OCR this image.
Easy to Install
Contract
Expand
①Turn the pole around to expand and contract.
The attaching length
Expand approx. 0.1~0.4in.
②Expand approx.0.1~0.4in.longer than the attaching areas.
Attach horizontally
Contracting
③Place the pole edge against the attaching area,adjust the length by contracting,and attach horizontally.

☆ ☆ ☆ ☆

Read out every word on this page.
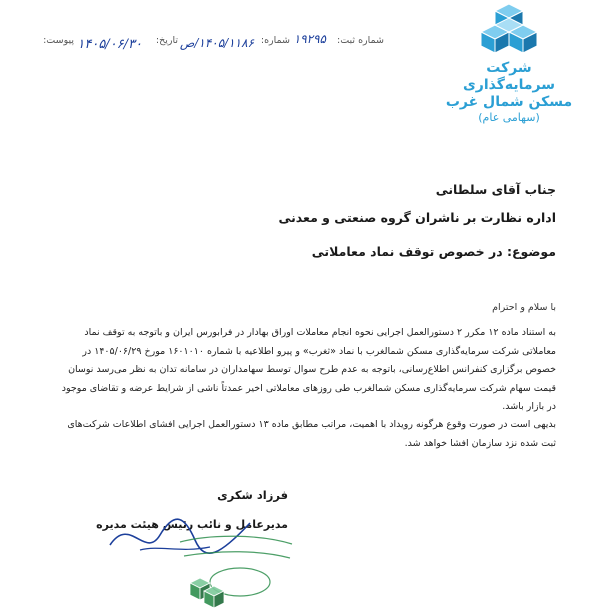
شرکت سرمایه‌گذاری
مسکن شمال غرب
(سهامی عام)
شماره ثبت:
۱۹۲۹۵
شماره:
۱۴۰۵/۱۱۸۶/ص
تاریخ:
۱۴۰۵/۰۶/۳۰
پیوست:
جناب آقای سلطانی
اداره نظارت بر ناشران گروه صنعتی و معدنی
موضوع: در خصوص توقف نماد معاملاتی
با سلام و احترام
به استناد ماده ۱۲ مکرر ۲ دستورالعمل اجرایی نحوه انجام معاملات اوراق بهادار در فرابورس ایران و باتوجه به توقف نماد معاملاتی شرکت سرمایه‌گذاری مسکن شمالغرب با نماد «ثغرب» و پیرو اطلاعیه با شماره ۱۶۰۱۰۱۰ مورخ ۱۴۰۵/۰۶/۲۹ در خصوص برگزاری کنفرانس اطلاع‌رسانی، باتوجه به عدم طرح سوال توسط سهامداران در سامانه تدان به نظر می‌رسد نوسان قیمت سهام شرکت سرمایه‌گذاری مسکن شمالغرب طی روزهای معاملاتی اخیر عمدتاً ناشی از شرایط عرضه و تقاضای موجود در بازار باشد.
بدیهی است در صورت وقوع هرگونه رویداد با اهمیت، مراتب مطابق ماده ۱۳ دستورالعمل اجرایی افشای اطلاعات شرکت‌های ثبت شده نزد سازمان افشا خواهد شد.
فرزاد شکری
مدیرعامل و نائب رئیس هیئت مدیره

☆ ☆ ☆ ☆

[Short exercise] Pull out every line above that holds the word "attaching".

[Answer to this task]
The attaching length
②Expand approx.0.1~0.4in.longer than the attaching areas.
③Place the pole edge against the attaching area,adjust the length by contracting,and attach horizontally.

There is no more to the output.